> _Work to be completed_: Rewrite the items below, changing every "thumbs-up-icon" to "like-icon" and leaving all other text unchanged.

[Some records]

—————

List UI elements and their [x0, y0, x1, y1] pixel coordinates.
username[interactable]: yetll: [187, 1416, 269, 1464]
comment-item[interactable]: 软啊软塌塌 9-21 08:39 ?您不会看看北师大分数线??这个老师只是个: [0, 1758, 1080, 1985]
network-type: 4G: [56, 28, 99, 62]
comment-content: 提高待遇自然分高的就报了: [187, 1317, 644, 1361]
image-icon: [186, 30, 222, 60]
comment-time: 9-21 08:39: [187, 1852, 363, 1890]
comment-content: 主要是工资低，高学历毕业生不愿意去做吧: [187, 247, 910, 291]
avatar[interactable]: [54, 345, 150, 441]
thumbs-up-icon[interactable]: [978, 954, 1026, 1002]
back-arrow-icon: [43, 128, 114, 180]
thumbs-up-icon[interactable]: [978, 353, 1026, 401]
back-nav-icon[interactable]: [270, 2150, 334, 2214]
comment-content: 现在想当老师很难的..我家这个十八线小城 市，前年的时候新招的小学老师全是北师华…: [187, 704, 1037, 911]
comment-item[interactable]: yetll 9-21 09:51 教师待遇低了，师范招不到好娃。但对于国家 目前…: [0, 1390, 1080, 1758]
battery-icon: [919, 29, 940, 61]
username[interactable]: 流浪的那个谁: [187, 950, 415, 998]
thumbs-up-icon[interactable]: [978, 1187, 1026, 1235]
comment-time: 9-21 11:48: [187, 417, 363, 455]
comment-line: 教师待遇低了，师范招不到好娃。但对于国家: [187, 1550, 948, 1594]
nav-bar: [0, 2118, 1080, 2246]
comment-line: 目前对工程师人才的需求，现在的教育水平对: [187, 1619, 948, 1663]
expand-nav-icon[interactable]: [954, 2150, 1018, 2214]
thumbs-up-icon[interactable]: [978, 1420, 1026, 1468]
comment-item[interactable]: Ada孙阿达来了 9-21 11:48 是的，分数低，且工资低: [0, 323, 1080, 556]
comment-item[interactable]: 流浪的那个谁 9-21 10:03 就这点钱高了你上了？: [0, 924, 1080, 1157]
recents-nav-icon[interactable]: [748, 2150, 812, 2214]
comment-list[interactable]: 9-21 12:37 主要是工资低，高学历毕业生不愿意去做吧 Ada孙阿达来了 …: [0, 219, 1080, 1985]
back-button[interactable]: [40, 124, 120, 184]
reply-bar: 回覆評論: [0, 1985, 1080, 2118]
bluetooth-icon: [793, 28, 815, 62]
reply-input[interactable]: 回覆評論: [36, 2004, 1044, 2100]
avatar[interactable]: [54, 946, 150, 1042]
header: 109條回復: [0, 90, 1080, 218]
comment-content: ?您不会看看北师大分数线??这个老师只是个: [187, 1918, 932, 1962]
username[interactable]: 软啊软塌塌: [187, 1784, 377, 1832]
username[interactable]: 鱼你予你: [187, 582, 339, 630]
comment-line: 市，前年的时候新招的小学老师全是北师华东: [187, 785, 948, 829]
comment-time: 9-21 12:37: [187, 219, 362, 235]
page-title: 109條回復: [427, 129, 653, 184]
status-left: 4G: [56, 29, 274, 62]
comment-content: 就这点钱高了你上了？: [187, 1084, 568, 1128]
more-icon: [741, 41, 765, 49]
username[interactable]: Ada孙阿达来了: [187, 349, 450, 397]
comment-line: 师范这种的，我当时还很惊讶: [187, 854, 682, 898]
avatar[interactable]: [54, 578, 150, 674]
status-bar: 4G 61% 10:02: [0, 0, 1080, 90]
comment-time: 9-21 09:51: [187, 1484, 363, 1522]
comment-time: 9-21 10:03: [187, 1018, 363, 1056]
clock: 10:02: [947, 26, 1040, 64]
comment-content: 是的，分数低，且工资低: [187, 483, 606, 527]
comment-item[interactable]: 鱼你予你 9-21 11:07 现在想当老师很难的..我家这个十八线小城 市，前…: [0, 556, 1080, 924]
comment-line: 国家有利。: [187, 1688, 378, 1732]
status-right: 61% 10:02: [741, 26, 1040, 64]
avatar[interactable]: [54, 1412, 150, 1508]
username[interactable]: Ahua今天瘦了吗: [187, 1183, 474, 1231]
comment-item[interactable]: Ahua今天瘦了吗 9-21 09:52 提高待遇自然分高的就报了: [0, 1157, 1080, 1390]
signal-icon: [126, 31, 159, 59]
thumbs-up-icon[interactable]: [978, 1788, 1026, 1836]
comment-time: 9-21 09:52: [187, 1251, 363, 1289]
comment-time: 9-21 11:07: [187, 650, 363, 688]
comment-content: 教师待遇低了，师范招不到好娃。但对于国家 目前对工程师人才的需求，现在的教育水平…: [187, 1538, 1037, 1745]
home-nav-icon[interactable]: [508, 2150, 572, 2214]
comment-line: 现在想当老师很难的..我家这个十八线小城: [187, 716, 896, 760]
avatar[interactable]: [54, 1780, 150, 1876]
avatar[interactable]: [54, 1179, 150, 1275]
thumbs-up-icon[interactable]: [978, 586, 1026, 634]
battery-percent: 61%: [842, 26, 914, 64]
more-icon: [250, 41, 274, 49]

—————

> _Full solution_:
List UI elements and their [x0, y0, x1, y1] pixel coordinates.
username[interactable]: yetll: [187, 1416, 269, 1464]
comment-item[interactable]: 软啊软塌塌 9-21 08:39 ?您不会看看北师大分数线??这个老师只是个: [0, 1758, 1080, 1985]
network-type: 4G: [56, 28, 99, 62]
comment-content: 提高待遇自然分高的就报了: [187, 1317, 644, 1361]
image-icon: [186, 30, 222, 60]
comment-time: 9-21 08:39: [187, 1852, 363, 1890]
comment-content: 主要是工资低，高学历毕业生不愿意去做吧: [187, 247, 910, 291]
avatar[interactable]: [54, 345, 150, 441]
like-icon[interactable]: [978, 954, 1026, 1002]
back-arrow-icon: [43, 128, 114, 180]
like-icon[interactable]: [978, 353, 1026, 401]
back-nav-icon[interactable]: [270, 2150, 334, 2214]
comment-content: 现在想当老师很难的..我家这个十八线小城 市，前年的时候新招的小学老师全是北师华…: [187, 704, 1037, 911]
comment-item[interactable]: yetll 9-21 09:51 教师待遇低了，师范招不到好娃。但对于国家 目前…: [0, 1390, 1080, 1758]
battery-icon: [919, 29, 940, 61]
username[interactable]: 流浪的那个谁: [187, 950, 415, 998]
like-icon[interactable]: [978, 1187, 1026, 1235]
comment-time: 9-21 11:48: [187, 417, 363, 455]
comment-line: 教师待遇低了，师范招不到好娃。但对于国家: [187, 1550, 948, 1594]
nav-bar: [0, 2118, 1080, 2246]
comment-line: 目前对工程师人才的需求，现在的教育水平对: [187, 1619, 948, 1663]
expand-nav-icon[interactable]: [954, 2150, 1018, 2214]
like-icon[interactable]: [978, 1420, 1026, 1468]
comment-item[interactable]: Ada孙阿达来了 9-21 11:48 是的，分数低，且工资低: [0, 323, 1080, 556]
comment-item[interactable]: 流浪的那个谁 9-21 10:03 就这点钱高了你上了？: [0, 924, 1080, 1157]
recents-nav-icon[interactable]: [748, 2150, 812, 2214]
comment-list[interactable]: 9-21 12:37 主要是工资低，高学历毕业生不愿意去做吧 Ada孙阿达来了 …: [0, 219, 1080, 1985]
back-button[interactable]: [40, 124, 120, 184]
reply-bar: 回覆評論: [0, 1985, 1080, 2118]
bluetooth-icon: [793, 28, 815, 62]
reply-input[interactable]: 回覆評論: [36, 2004, 1044, 2100]
avatar[interactable]: [54, 946, 150, 1042]
header: 109條回復: [0, 90, 1080, 218]
comment-content: ?您不会看看北师大分数线??这个老师只是个: [187, 1918, 932, 1962]
username[interactable]: 软啊软塌塌: [187, 1784, 377, 1832]
username[interactable]: 鱼你予你: [187, 582, 339, 630]
comment-line: 市，前年的时候新招的小学老师全是北师华东: [187, 785, 948, 829]
comment-time: 9-21 12:37: [187, 219, 362, 235]
page-title: 109條回復: [427, 129, 653, 184]
status-left: 4G: [56, 29, 274, 62]
comment-content: 就这点钱高了你上了？: [187, 1084, 568, 1128]
more-icon: [741, 41, 765, 49]
username[interactable]: Ada孙阿达来了: [187, 349, 450, 397]
comment-line: 师范这种的，我当时还很惊讶: [187, 854, 682, 898]
avatar[interactable]: [54, 578, 150, 674]
status-bar: 4G 61% 10:02: [0, 0, 1080, 90]
comment-time: 9-21 09:51: [187, 1484, 363, 1522]
comment-time: 9-21 10:03: [187, 1018, 363, 1056]
clock: 10:02: [947, 26, 1040, 64]
comment-content: 是的，分数低，且工资低: [187, 483, 606, 527]
comment-item[interactable]: 鱼你予你 9-21 11:07 现在想当老师很难的..我家这个十八线小城 市，前…: [0, 556, 1080, 924]
comment-line: 国家有利。: [187, 1688, 378, 1732]
status-right: 61% 10:02: [741, 26, 1040, 64]
avatar[interactable]: [54, 1412, 150, 1508]
username[interactable]: Ahua今天瘦了吗: [187, 1183, 474, 1231]
comment-item[interactable]: Ahua今天瘦了吗 9-21 09:52 提高待遇自然分高的就报了: [0, 1157, 1080, 1390]
signal-icon: [126, 31, 159, 59]
like-icon[interactable]: [978, 1788, 1026, 1836]
comment-time: 9-21 09:52: [187, 1251, 363, 1289]
comment-time: 9-21 11:07: [187, 650, 363, 688]
comment-content: 教师待遇低了，师范招不到好娃。但对于国家 目前对工程师人才的需求，现在的教育水平…: [187, 1538, 1037, 1745]
home-nav-icon[interactable]: [508, 2150, 572, 2214]
comment-line: 现在想当老师很难的..我家这个十八线小城: [187, 716, 896, 760]
avatar[interactable]: [54, 1780, 150, 1876]
avatar[interactable]: [54, 1179, 150, 1275]
like-icon[interactable]: [978, 586, 1026, 634]
battery-percent: 61%: [842, 26, 914, 64]
more-icon: [250, 41, 274, 49]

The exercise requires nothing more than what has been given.